Data listing:
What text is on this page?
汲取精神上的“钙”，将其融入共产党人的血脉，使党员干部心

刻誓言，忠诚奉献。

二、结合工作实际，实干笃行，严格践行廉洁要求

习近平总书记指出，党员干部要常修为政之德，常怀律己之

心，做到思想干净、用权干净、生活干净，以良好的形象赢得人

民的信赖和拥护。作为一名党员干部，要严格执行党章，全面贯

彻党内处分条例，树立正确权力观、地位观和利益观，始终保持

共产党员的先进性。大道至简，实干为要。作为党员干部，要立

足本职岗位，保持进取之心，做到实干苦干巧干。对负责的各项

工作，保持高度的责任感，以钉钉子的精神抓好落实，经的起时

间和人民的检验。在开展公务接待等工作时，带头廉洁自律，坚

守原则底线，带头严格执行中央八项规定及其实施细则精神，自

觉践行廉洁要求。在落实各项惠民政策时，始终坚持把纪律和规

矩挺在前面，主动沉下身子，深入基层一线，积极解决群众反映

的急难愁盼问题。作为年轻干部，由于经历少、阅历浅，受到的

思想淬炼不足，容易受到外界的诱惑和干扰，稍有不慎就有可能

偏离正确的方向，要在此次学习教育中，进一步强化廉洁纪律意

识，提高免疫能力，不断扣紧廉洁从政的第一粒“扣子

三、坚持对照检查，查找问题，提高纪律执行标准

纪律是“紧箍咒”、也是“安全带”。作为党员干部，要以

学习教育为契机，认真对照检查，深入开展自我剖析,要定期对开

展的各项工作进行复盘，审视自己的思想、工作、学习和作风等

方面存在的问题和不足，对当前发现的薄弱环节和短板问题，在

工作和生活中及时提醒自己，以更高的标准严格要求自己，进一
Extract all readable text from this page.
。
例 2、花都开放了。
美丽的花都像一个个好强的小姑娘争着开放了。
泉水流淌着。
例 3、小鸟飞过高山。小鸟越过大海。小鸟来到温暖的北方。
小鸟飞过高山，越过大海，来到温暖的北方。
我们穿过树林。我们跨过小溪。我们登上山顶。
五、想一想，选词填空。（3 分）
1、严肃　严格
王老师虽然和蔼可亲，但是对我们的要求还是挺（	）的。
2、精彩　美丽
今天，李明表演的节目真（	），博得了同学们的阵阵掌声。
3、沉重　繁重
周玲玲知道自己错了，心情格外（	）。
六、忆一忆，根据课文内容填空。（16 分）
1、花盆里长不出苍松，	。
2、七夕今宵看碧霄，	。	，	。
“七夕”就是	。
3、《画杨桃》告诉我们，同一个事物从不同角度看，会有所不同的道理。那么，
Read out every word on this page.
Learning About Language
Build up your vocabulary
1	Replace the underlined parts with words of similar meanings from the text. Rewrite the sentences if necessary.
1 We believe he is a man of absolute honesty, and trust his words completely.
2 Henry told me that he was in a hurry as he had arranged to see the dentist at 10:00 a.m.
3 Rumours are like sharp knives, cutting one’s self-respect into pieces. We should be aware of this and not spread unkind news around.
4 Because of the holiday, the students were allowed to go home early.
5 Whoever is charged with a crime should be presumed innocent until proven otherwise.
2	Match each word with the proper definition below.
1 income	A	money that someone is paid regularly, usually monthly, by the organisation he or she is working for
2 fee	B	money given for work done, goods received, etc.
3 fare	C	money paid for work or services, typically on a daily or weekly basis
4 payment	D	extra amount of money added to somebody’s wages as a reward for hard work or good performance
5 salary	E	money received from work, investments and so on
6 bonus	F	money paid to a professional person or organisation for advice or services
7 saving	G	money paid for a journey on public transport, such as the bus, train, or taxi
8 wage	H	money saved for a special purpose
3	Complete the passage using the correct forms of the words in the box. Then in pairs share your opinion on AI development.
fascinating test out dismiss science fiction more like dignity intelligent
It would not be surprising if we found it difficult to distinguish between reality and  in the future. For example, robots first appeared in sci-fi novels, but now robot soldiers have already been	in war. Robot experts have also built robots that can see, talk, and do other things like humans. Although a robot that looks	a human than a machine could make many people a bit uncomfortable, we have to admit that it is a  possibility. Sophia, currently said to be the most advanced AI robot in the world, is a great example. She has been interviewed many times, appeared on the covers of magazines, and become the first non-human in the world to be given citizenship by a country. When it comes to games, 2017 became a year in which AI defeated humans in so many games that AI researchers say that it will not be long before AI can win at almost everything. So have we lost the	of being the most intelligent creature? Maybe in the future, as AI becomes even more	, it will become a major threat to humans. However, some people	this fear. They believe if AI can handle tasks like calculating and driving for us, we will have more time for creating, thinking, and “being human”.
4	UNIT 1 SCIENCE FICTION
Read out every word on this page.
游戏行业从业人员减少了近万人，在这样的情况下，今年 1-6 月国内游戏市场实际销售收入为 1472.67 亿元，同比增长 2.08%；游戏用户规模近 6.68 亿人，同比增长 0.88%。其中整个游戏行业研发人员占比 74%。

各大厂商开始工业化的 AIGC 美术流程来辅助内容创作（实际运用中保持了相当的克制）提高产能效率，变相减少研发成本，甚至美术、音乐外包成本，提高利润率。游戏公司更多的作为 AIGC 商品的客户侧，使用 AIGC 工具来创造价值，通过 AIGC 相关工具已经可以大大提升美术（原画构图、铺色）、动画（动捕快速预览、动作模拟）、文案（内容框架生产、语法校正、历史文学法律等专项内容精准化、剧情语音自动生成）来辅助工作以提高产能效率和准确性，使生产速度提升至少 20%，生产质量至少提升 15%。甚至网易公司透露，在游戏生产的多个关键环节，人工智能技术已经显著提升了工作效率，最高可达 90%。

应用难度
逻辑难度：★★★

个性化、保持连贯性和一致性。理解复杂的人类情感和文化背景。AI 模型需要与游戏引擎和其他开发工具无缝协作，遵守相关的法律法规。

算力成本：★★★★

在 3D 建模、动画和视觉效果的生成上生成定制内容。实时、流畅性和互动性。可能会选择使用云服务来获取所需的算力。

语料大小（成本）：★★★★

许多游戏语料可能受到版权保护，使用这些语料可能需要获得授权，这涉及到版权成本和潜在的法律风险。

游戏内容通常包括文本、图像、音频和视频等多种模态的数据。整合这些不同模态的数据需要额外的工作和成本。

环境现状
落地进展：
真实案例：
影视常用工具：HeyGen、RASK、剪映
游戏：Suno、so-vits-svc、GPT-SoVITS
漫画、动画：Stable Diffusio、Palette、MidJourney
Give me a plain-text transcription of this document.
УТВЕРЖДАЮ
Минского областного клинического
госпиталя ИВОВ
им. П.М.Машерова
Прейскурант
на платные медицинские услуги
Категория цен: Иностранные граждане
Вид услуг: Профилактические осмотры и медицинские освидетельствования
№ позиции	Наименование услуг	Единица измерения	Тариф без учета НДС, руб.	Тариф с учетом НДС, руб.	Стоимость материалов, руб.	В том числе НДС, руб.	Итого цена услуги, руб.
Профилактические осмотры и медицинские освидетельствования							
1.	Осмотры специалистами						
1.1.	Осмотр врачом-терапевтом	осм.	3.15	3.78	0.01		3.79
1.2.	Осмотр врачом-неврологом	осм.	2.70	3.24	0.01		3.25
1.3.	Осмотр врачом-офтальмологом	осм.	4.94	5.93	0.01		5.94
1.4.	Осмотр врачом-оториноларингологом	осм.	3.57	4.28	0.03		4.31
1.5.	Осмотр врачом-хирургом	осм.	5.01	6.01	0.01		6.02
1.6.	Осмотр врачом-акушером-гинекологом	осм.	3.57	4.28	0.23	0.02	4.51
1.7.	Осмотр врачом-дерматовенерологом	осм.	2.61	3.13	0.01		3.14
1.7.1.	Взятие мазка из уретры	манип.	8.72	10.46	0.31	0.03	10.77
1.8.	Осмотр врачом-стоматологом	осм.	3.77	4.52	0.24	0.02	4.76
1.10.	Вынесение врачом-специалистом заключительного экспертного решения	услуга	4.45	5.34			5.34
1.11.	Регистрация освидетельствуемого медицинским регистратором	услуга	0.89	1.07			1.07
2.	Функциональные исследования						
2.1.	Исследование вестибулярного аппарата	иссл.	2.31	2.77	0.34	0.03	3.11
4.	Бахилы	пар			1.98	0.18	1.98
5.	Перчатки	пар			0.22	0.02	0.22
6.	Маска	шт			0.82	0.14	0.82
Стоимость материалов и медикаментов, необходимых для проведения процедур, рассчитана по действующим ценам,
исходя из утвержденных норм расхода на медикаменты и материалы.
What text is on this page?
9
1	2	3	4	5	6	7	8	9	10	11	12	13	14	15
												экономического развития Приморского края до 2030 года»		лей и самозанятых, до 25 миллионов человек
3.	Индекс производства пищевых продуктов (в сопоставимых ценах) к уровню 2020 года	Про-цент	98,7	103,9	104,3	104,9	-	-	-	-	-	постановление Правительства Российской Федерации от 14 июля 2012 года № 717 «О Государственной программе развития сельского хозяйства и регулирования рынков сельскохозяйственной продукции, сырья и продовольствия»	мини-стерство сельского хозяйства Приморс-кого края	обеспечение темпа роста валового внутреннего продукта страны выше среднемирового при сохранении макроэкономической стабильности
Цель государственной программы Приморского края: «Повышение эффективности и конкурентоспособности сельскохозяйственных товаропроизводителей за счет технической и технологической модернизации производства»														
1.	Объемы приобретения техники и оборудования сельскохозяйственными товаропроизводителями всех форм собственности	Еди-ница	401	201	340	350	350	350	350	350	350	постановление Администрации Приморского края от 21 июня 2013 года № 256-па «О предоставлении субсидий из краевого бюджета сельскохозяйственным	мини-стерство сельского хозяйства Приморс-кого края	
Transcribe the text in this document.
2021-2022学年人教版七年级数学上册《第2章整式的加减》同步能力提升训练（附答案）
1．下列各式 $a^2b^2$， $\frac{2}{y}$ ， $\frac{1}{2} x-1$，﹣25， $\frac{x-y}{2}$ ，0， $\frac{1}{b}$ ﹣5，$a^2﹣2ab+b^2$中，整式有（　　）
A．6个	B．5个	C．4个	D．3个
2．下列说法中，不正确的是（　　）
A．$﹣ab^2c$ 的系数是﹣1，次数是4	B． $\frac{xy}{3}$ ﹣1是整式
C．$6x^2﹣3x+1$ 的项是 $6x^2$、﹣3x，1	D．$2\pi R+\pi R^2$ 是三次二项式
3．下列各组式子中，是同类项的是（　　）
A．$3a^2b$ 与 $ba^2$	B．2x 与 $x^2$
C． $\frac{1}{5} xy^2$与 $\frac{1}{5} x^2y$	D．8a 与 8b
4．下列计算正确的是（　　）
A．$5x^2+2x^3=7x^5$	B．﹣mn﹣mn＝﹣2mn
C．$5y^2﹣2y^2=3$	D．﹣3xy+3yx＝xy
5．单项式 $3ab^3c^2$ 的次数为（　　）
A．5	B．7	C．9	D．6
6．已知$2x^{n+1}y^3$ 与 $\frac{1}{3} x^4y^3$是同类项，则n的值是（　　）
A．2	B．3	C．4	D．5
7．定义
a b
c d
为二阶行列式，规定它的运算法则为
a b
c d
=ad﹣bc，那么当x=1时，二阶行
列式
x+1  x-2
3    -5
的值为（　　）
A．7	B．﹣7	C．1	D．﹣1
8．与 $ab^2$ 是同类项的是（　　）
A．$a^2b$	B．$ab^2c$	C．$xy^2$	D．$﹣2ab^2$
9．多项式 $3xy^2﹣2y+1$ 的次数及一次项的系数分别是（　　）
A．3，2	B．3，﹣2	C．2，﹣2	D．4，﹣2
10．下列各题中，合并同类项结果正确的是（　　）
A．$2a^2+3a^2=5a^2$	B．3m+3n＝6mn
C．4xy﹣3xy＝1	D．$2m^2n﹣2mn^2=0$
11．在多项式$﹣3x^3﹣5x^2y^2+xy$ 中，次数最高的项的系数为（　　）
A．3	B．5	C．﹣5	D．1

> **Task**
Pull out all lines from the entries above that include the word "organisation".

> **Exercise solution**
1 income	A	money that someone is paid regularly, usually monthly, by the organisation he or she is working for
6 bonus	F	money paid to a professional person or organisation for advice or services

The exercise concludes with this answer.